Going through the material below, please gather all lines with the word "recommended" in them.

□ □ □ □

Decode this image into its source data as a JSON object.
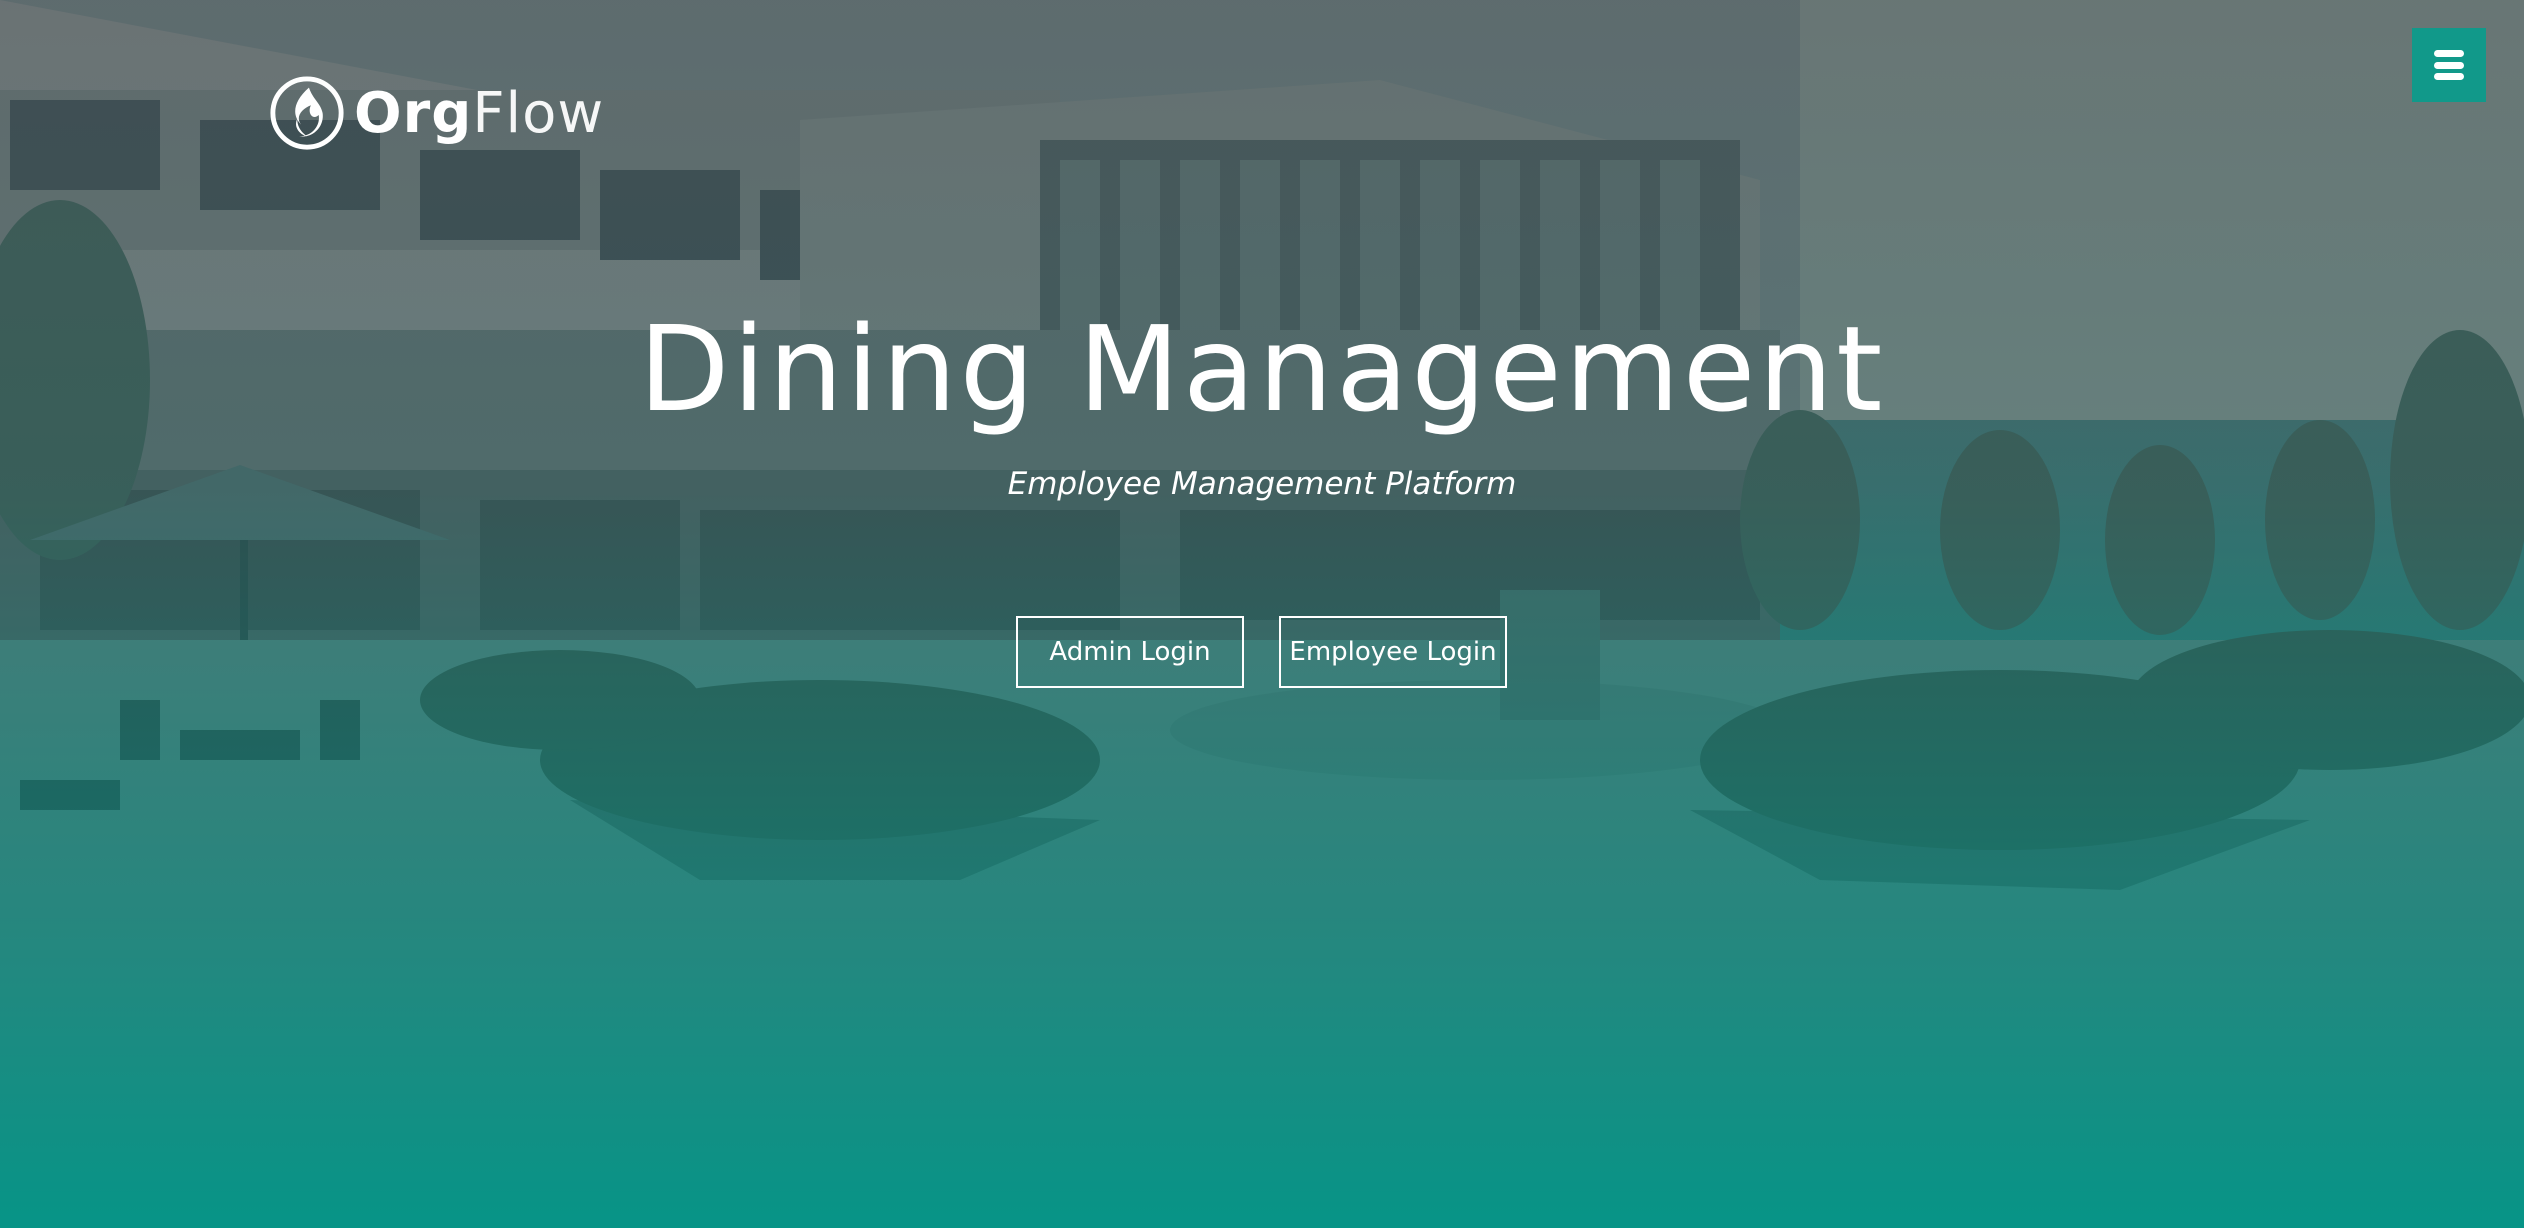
{
  "brand": {
    "name_bold": "Org",
    "name_light": "Flow",
    "logo_icon": "flame-logo-icon"
  },
  "header": {
    "menu_icon": "hamburger-menu-icon",
    "menu_color": "#11998a"
  },
  "hero": {
    "title": "Dining Management",
    "subtitle": "Employee Management Platform",
    "background_description_icon": "campus-building-photo"
  },
  "actions": {
    "admin_login_label": "Admin Login",
    "employee_login_label": "Employee Login"
  },
  "colors": {
    "accent": "#11998a",
    "gradient_bottom": "#05968a",
    "text": "#ffffff"
  }
}
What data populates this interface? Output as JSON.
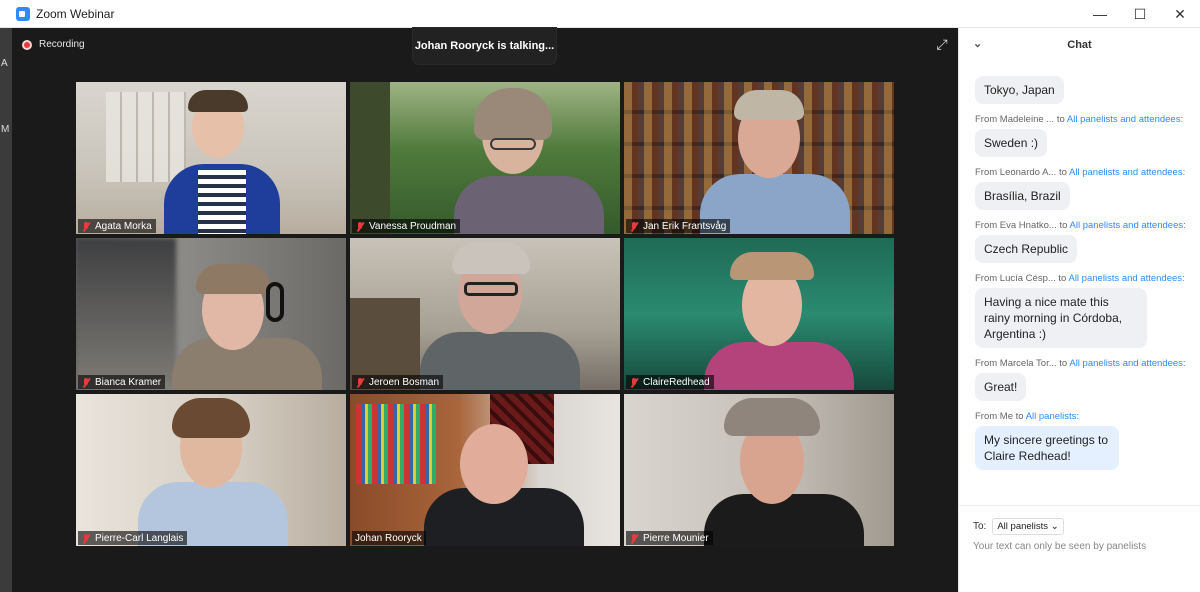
{
  "window": {
    "title": "Zoom Webinar",
    "controls": {
      "minimize": "—",
      "maximize": "☐",
      "close": "✕"
    }
  },
  "left_strip": {
    "top_letter": "A",
    "mid_letter": "M"
  },
  "recording": {
    "label": "Recording"
  },
  "talking": {
    "text": "Johan Rooryck is talking..."
  },
  "participants": [
    {
      "name": "Agata Morka",
      "muted": true
    },
    {
      "name": "Vanessa Proudman",
      "muted": true
    },
    {
      "name": "Jan Erik Frantsvåg",
      "muted": true
    },
    {
      "name": "Bianca Kramer",
      "muted": true
    },
    {
      "name": "Jeroen Bosman",
      "muted": true
    },
    {
      "name": "ClaireRedhead",
      "muted": true
    },
    {
      "name": "Pierre-Carl Langlais",
      "muted": true
    },
    {
      "name": "Johan Rooryck",
      "muted": false,
      "active_speaker": true
    },
    {
      "name": "Pierre Mounier",
      "muted": true
    }
  ],
  "chat": {
    "title": "Chat",
    "messages": [
      {
        "from": "",
        "to": "",
        "text": "Tokyo, Japan"
      },
      {
        "from": "From Madeleine ...",
        "to": "All panelists and attendees:",
        "text": "Sweden :)"
      },
      {
        "from": "From Leonardo A...",
        "to": "All panelists and attendees:",
        "text": "Brasília, Brazil"
      },
      {
        "from": "From Eva Hnatko...",
        "to": "All panelists and attendees:",
        "text": "Czech Republic"
      },
      {
        "from": "From Lucía Césp...",
        "to": "All panelists and attendees:",
        "text": "Having a nice mate this rainy morning in Córdoba, Argentina :)"
      },
      {
        "from": "From Marcela Tor...",
        "to": "All panelists and attendees:",
        "text": "Great!"
      },
      {
        "from": "From Me",
        "to": "All panelists:",
        "text": "My sincere greetings to Claire Redhead!",
        "mine": true
      }
    ],
    "to_word": "to",
    "recipient_label": "To:",
    "recipient_value": "All panelists",
    "hint": "Your text can only be seen by panelists"
  },
  "colors": {
    "accent": "#2d8cff",
    "active_border": "#ffe86b",
    "muted_icon": "#e43c3c"
  }
}
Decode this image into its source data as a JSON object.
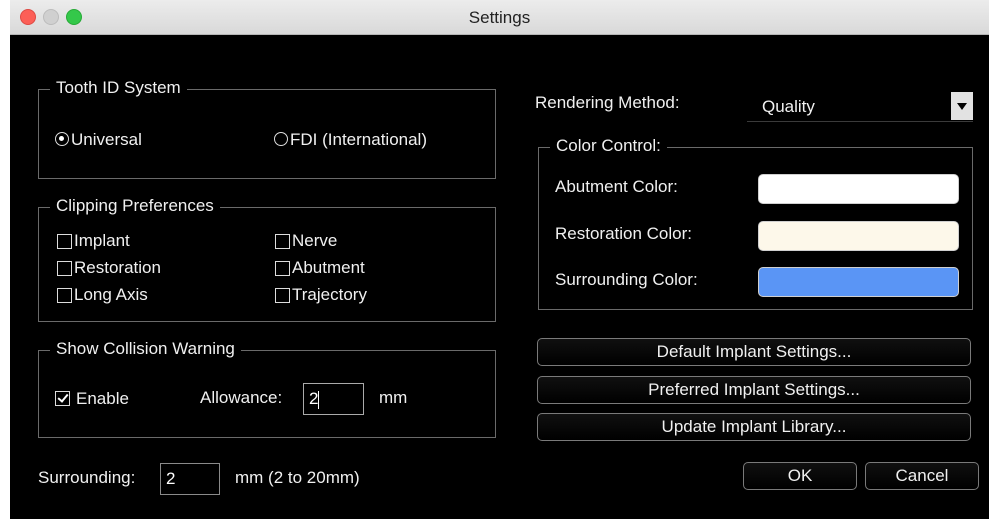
{
  "window": {
    "title": "Settings"
  },
  "tooth_id": {
    "legend": "Tooth ID System",
    "options": [
      {
        "label": "Universal",
        "selected": true
      },
      {
        "label": "FDI (International)",
        "selected": false
      }
    ]
  },
  "clipping": {
    "legend": "Clipping Preferences",
    "items": [
      {
        "label": "Implant",
        "checked": false
      },
      {
        "label": "Nerve",
        "checked": false
      },
      {
        "label": "Restoration",
        "checked": false
      },
      {
        "label": "Abutment",
        "checked": false
      },
      {
        "label": "Long Axis",
        "checked": false
      },
      {
        "label": "Trajectory",
        "checked": false
      }
    ]
  },
  "collision": {
    "legend": "Show Collision Warning",
    "enable_label": "Enable",
    "enable_checked": true,
    "allowance_label": "Allowance:",
    "allowance_value": "2",
    "unit": "mm"
  },
  "surrounding": {
    "label": "Surrounding:",
    "value": "2",
    "hint": "mm (2 to 20mm)"
  },
  "rendering": {
    "label": "Rendering Method:",
    "value": "Quality"
  },
  "color_control": {
    "legend": "Color Control:",
    "abutment": {
      "label": "Abutment Color:",
      "color": "#ffffff"
    },
    "restoration": {
      "label": "Restoration Color:",
      "color": "#fdf8ea"
    },
    "surrounding": {
      "label": "Surrounding Color:",
      "color": "#5a95f5"
    }
  },
  "buttons": {
    "default_implant": "Default Implant Settings...",
    "preferred_implant": "Preferred Implant Settings...",
    "update_library": "Update Implant Library...",
    "ok": "OK",
    "cancel": "Cancel"
  }
}
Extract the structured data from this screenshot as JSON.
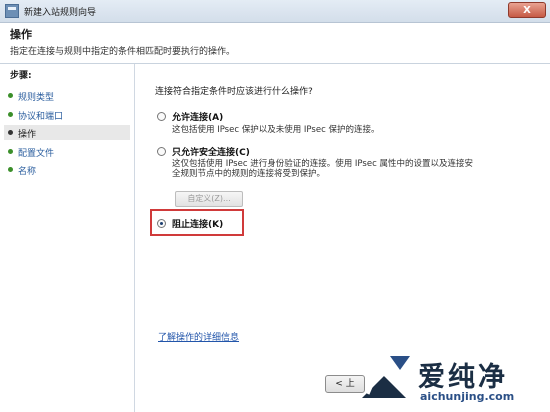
{
  "window": {
    "title": "新建入站规则向导",
    "close_label": "X"
  },
  "header": {
    "title": "操作",
    "description": "指定在连接与规则中指定的条件相匹配时要执行的操作。"
  },
  "sidebar": {
    "steps_title": "步骤:",
    "items": [
      {
        "label": "规则类型",
        "current": false
      },
      {
        "label": "协议和端口",
        "current": false
      },
      {
        "label": "操作",
        "current": true
      },
      {
        "label": "配置文件",
        "current": false
      },
      {
        "label": "名称",
        "current": false
      }
    ]
  },
  "main": {
    "question": "连接符合指定条件时应该进行什么操作?",
    "options": [
      {
        "label": "允许连接(A)",
        "description": "这包括使用 IPsec 保护以及未使用 IPsec 保护的连接。",
        "checked": false
      },
      {
        "label": "只允许安全连接(C)",
        "description_line1": "这仅包括使用 IPsec 进行身份验证的连接。使用 IPsec 属性中的设置以及连接安",
        "description_line2": "全规则节点中的规则的连接将受到保护。",
        "checked": false
      },
      {
        "label": "阻止连接(K)",
        "checked": true
      }
    ],
    "customize_label": "自定义(Z)...",
    "learn_more_link": "了解操作的详细信息"
  },
  "footer": {
    "back_label": "< 上"
  },
  "watermark": {
    "text": "爱纯净",
    "url": "aichunjing.com"
  },
  "colors": {
    "highlight": "#d03a3a",
    "link": "#2255aa",
    "step_bullet": "#3b8f2a"
  }
}
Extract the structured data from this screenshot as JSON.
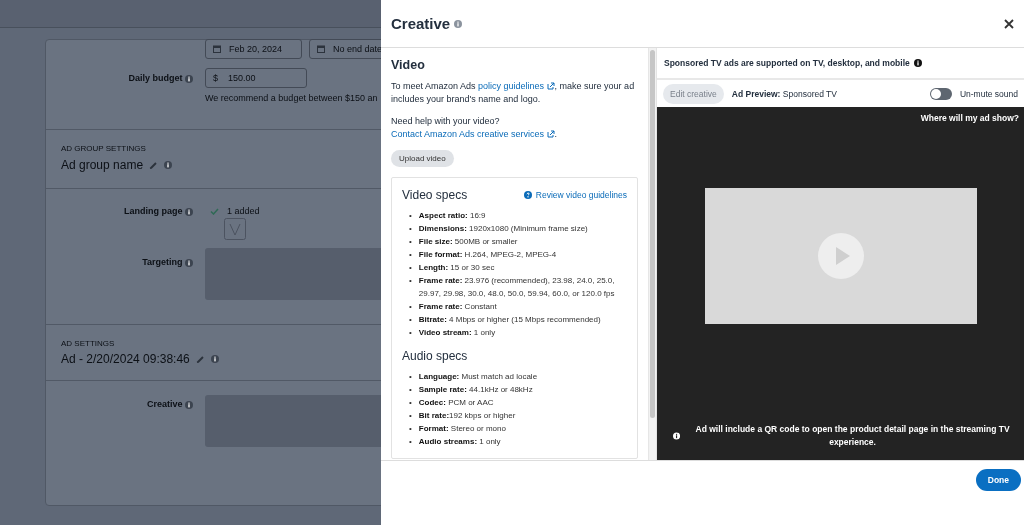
{
  "background": {
    "start_date": "Feb 20, 2024",
    "end_date": "No end date",
    "daily_budget": {
      "label": "Daily budget",
      "currency": "$",
      "value": "150.00",
      "hint": "We recommend a budget between $150 an"
    },
    "ad_group": {
      "section_label": "AD GROUP SETTINGS",
      "name": "Ad group name"
    },
    "landing_page": {
      "label": "Landing page",
      "status": "1 added"
    },
    "targeting": {
      "label": "Targeting"
    },
    "ad_settings": {
      "section_label": "AD SETTINGS",
      "name": "Ad - 2/20/2024 09:38:46"
    },
    "creative": {
      "label": "Creative"
    }
  },
  "modal": {
    "title": "Creative",
    "video": {
      "heading": "Video",
      "paragraphs": [
        [
          {
            "kind": "text",
            "text": "To meet Amazon Ads "
          },
          {
            "kind": "link",
            "text": "policy guidelines"
          },
          {
            "kind": "text",
            "text": ", make sure your ad includes your brand's name and logo."
          }
        ],
        [
          {
            "kind": "text",
            "text": "Need help with your video? "
          },
          {
            "kind": "link",
            "text": "Contact Amazon Ads creative services"
          },
          {
            "kind": "text",
            "text": "."
          }
        ]
      ],
      "upload_button": "Upload video"
    },
    "video_specs": {
      "heading": "Video specs",
      "link": "Review video guidelines",
      "bullet": "•",
      "items": [
        "**Aspect ratio:** 16:9",
        "**Dimensions:** 1920x1080 (Minimum frame size)",
        "**File size:** 500MB or smaller",
        "**File format:** H.264, MPEG-2, MPEG-4",
        "**Length:** 15 or 30 sec",
        "**Frame rate:** 23.976 (recommended), 23.98, 24.0, 25.0, 29.97, 29.98, 30.0, 48.0, 50.0, 59.94, 60.0, or 120.0 fps",
        "**Frame rate:** Constant",
        "**Bitrate:** 4 Mbps or higher (15 Mbps recommended)",
        "**Video stream:** 1 only"
      ]
    },
    "audio_specs": {
      "heading": "Audio specs",
      "bullet": "•",
      "items": [
        "**Language:** Must match ad locale",
        "**Sample rate:** 44.1kHz or 48kHz",
        "**Codec:** PCM or AAC",
        "**Bit rate:**192 kbps or higher",
        "**Format:** Stereo or mono",
        "**Audio streams:** 1 only"
      ]
    },
    "preview": {
      "notice": "Sponsored TV ads are supported on TV, desktop, and mobile",
      "edit_button": {
        "label": "Edit creative",
        "disabled": true
      },
      "preview_label": "Ad Preview:",
      "preview_value": "Sponsored TV",
      "sound_toggle": {
        "label": "Un-mute sound",
        "on": false
      },
      "where_link": "Where will my ad show?",
      "qr_notice": "Ad will include a QR code to open the product detail page in the streaming TV experience."
    },
    "done_button": "Done"
  }
}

□ □ □ □

### CORRECT OUTPUT
        "**Frame rate:** 23.976 (recommended), 23.98, 24.0, 25.0, 29.97, 29.98, 30.0, 48.0, 50.0, 59.94, 60.0, or 120.0 fps",
        "**Bitrate:** 4 Mbps or higher (15 Mbps recommended)",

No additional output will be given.